Problem requirements: Output each line exactly as it appears, skipping any embedded picture.

Working data:
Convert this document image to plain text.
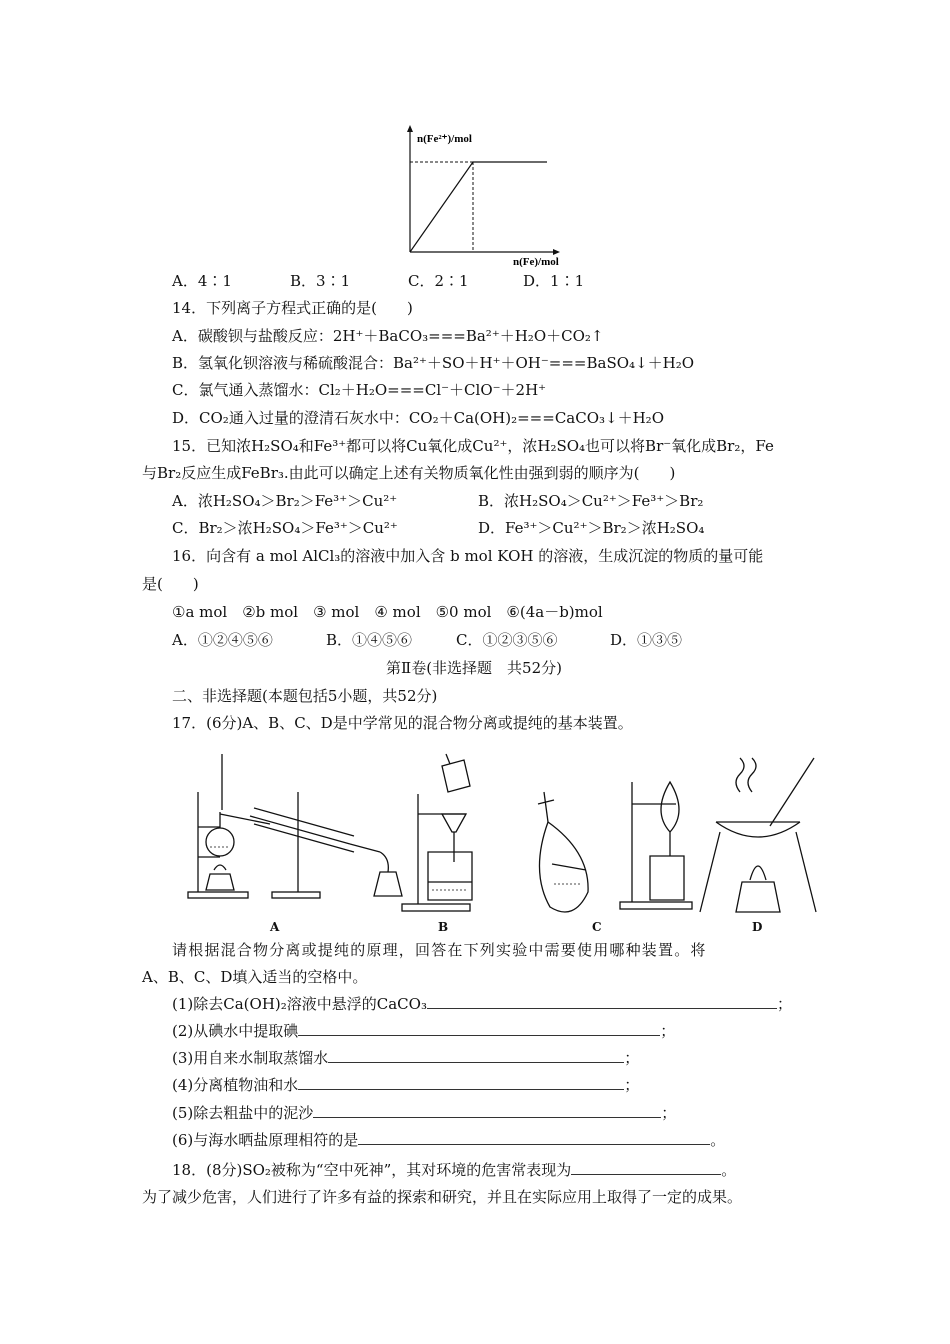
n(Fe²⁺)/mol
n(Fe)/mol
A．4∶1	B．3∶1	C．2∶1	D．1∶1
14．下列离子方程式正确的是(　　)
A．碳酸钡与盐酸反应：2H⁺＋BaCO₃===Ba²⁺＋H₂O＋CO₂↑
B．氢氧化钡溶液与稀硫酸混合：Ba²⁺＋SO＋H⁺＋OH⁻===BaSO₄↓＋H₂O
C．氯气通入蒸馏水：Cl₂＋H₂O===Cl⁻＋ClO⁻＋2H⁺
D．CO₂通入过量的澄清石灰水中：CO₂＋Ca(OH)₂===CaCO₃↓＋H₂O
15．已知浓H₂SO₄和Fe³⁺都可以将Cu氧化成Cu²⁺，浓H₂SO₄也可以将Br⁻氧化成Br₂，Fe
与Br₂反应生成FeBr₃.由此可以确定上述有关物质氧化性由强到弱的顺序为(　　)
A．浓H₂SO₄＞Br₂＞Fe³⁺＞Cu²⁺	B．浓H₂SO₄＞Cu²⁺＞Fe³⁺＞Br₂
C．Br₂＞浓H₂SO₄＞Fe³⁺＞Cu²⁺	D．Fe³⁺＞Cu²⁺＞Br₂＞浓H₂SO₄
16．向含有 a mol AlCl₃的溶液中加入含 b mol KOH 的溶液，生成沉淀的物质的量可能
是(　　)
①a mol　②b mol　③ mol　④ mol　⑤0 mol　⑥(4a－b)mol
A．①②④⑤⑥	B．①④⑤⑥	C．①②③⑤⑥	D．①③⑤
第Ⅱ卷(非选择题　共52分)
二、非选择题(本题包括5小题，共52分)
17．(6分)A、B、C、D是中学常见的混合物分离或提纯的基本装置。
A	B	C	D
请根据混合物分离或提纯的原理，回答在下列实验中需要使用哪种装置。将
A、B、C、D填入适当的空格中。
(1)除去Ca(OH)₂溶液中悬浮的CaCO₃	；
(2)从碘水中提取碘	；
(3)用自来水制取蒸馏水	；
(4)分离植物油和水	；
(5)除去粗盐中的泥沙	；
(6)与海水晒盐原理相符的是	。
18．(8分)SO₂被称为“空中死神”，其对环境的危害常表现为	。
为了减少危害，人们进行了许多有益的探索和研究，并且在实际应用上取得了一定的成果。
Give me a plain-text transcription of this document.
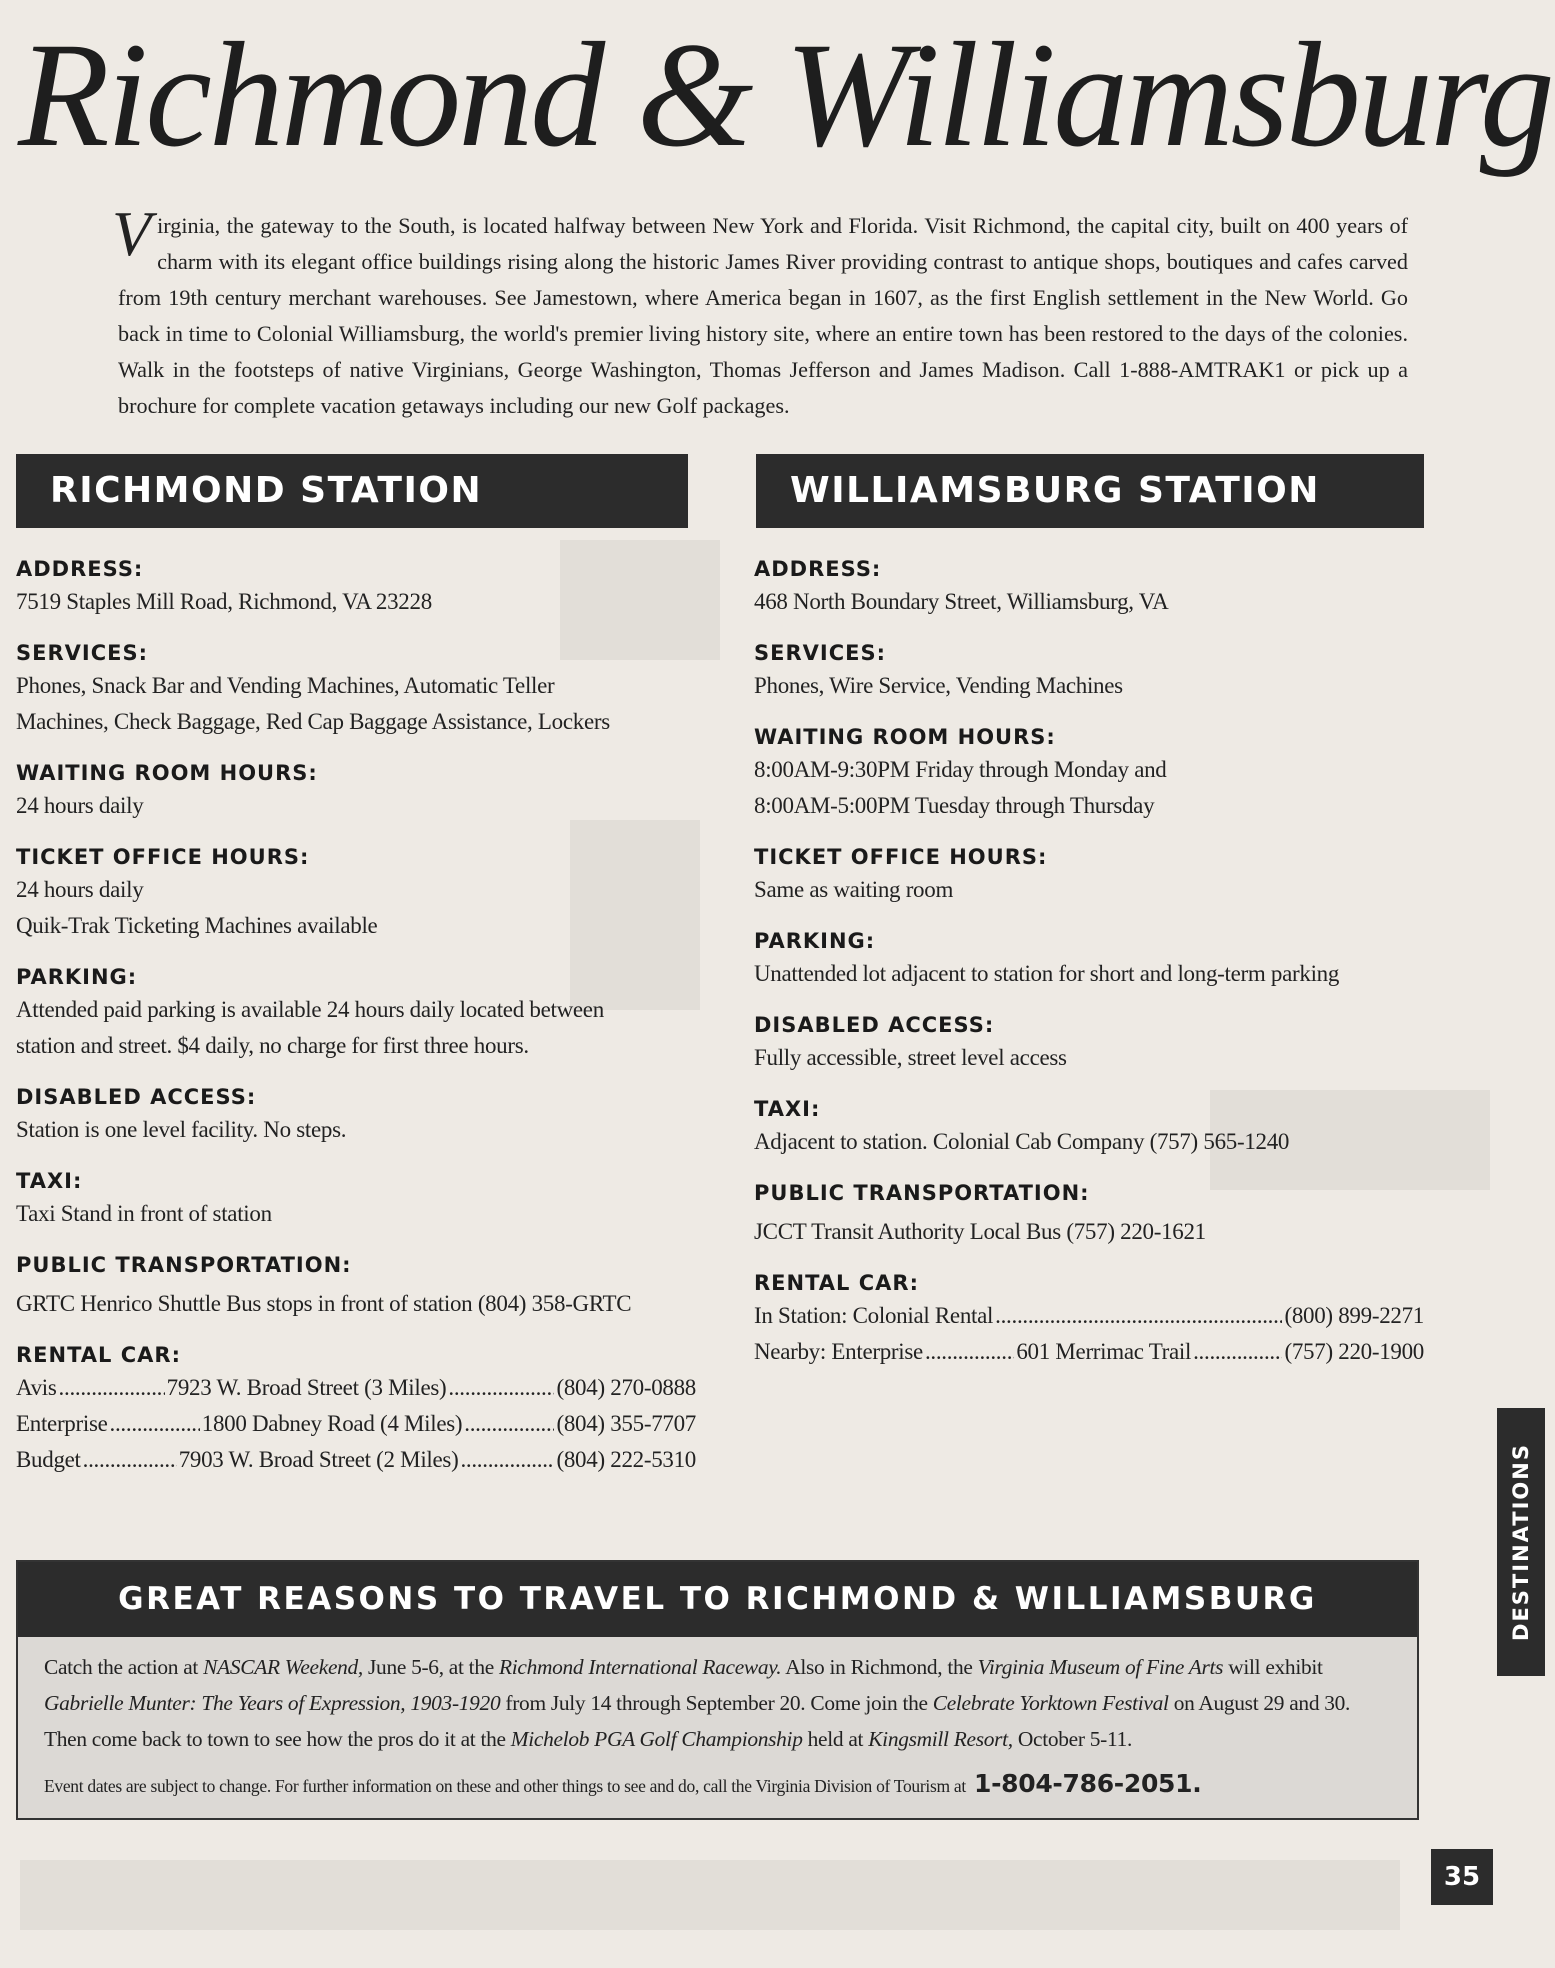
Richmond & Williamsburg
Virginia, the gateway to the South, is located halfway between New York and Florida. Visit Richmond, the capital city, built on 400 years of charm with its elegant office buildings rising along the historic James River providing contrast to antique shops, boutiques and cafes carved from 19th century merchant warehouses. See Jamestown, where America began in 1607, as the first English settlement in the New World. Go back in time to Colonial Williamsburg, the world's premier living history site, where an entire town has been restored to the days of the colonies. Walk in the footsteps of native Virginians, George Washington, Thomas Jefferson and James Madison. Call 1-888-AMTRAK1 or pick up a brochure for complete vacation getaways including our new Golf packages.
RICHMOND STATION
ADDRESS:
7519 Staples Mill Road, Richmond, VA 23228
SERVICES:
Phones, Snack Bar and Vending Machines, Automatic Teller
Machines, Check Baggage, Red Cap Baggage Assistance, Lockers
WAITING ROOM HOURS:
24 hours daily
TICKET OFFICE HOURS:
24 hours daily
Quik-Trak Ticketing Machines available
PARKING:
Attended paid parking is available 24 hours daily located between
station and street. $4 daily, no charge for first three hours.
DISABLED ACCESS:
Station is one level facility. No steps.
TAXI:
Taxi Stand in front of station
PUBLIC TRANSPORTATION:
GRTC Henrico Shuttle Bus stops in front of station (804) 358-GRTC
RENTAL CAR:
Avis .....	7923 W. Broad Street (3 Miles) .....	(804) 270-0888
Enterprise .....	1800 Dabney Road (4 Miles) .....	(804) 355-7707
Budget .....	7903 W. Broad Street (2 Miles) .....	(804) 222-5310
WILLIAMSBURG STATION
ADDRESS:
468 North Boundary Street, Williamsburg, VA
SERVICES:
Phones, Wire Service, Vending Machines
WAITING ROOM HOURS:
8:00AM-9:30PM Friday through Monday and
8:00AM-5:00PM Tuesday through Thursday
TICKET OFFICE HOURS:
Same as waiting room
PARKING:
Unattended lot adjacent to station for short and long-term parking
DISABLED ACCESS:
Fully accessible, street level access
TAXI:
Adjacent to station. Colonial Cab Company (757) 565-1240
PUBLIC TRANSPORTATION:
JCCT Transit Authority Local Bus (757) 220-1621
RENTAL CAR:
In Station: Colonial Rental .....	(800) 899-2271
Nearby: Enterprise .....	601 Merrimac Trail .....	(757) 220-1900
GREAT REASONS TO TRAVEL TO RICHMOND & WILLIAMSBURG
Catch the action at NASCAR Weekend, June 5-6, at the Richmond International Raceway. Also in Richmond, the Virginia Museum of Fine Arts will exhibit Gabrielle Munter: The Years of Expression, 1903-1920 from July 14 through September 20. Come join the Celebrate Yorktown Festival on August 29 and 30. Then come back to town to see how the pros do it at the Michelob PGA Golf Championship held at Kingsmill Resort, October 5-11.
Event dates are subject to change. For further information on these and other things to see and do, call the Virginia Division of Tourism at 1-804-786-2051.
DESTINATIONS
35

Output of the task:
Convert this document image to plain text.
n(Fe²⁺)/mol
n(Fe)/mol
A．4∶1	B．3∶1	C．2∶1	D．1∶1
14．下列离子方程式正确的是(　　)
A．碳酸钡与盐酸反应：2H⁺＋BaCO₃===Ba²⁺＋H₂O＋CO₂↑
B．氢氧化钡溶液与稀硫酸混合：Ba²⁺＋SO＋H⁺＋OH⁻===BaSO₄↓＋H₂O
C．氯气通入蒸馏水：Cl₂＋H₂O===Cl⁻＋ClO⁻＋2H⁺
D．CO₂通入过量的澄清石灰水中：CO₂＋Ca(OH)₂===CaCO₃↓＋H₂O
15．已知浓H₂SO₄和Fe³⁺都可以将Cu氧化成Cu²⁺，浓H₂SO₄也可以将Br⁻氧化成Br₂，Fe
与Br₂反应生成FeBr₃.由此可以确定上述有关物质氧化性由强到弱的顺序为(　　)
A．浓H₂SO₄＞Br₂＞Fe³⁺＞Cu²⁺	B．浓H₂SO₄＞Cu²⁺＞Fe³⁺＞Br₂
C．Br₂＞浓H₂SO₄＞Fe³⁺＞Cu²⁺	D．Fe³⁺＞Cu²⁺＞Br₂＞浓H₂SO₄
16．向含有 a mol AlCl₃的溶液中加入含 b mol KOH 的溶液，生成沉淀的物质的量可能
是(　　)
①a mol　②b mol　③ mol　④ mol　⑤0 mol　⑥(4a－b)mol
A．①②④⑤⑥	B．①④⑤⑥	C．①②③⑤⑥	D．①③⑤
第Ⅱ卷(非选择题　共52分)
二、非选择题(本题包括5小题，共52分)
17．(6分)A、B、C、D是中学常见的混合物分离或提纯的基本装置。
A	B	C	D
请根据混合物分离或提纯的原理，回答在下列实验中需要使用哪种装置。将
A、B、C、D填入适当的空格中。
(1)除去Ca(OH)₂溶液中悬浮的CaCO₃	；
(2)从碘水中提取碘	；
(3)用自来水制取蒸馏水	；
(4)分离植物油和水	；
(5)除去粗盐中的泥沙	；
(6)与海水晒盐原理相符的是	。
18．(8分)SO₂被称为“空中死神”，其对环境的危害常表现为	。
为了减少危害，人们进行了许多有益的探索和研究，并且在实际应用上取得了一定的成果。
Give me a plain-text transcription of this document.
Richmond & Williamsburg
Virginia, the gateway to the South, is located halfway between New York and Florida. Visit Richmond, the capital city, built on 400 years of charm with its elegant office buildings rising along the historic James River providing contrast to antique shops, boutiques and cafes carved from 19th century merchant warehouses. See Jamestown, where America began in 1607, as the first English settlement in the New World. Go back in time to Colonial Williamsburg, the world's premier living history site, where an entire town has been restored to the days of the colonies. Walk in the footsteps of native Virginians, George Washington, Thomas Jefferson and James Madison. Call 1-888-AMTRAK1 or pick up a brochure for complete vacation getaways including our new Golf packages.
RICHMOND STATION
ADDRESS:
7519 Staples Mill Road, Richmond, VA 23228
SERVICES:
Phones, Snack Bar and Vending Machines, Automatic Teller
Machines, Check Baggage, Red Cap Baggage Assistance, Lockers
WAITING ROOM HOURS:
24 hours daily
TICKET OFFICE HOURS:
24 hours daily
Quik-Trak Ticketing Machines available
PARKING:
Attended paid parking is available 24 hours daily located between
station and street. $4 daily, no charge for first three hours.
DISABLED ACCESS:
Station is one level facility. No steps.
TAXI:
Taxi Stand in front of station
PUBLIC TRANSPORTATION:
GRTC Henrico Shuttle Bus stops in front of station (804) 358-GRTC
RENTAL CAR:
Avis .....	7923 W. Broad Street (3 Miles) .....	(804) 270-0888
Enterprise .....	1800 Dabney Road (4 Miles) .....	(804) 355-7707
Budget .....	7903 W. Broad Street (2 Miles) .....	(804) 222-5310
WILLIAMSBURG STATION
ADDRESS:
468 North Boundary Street, Williamsburg, VA
SERVICES:
Phones, Wire Service, Vending Machines
WAITING ROOM HOURS:
8:00AM-9:30PM Friday through Monday and
8:00AM-5:00PM Tuesday through Thursday
TICKET OFFICE HOURS:
Same as waiting room
PARKING:
Unattended lot adjacent to station for short and long-term parking
DISABLED ACCESS:
Fully accessible, street level access
TAXI:
Adjacent to station. Colonial Cab Company (757) 565-1240
PUBLIC TRANSPORTATION:
JCCT Transit Authority Local Bus (757) 220-1621
RENTAL CAR:
In Station: Colonial Rental .....	(800) 899-2271
Nearby: Enterprise .....	601 Merrimac Trail .....	(757) 220-1900
GREAT REASONS TO TRAVEL TO RICHMOND & WILLIAMSBURG
Catch the action at NASCAR Weekend, June 5-6, at the Richmond International Raceway. Also in Richmond, the Virginia Museum of Fine Arts will exhibit Gabrielle Munter: The Years of Expression, 1903-1920 from July 14 through September 20. Come join the Celebrate Yorktown Festival on August 29 and 30. Then come back to town to see how the pros do it at the Michelob PGA Golf Championship held at Kingsmill Resort, October 5-11.
Event dates are subject to change. For further information on these and other things to see and do, call the Virginia Division of Tourism at 1-804-786-2051.
DESTINATIONS
35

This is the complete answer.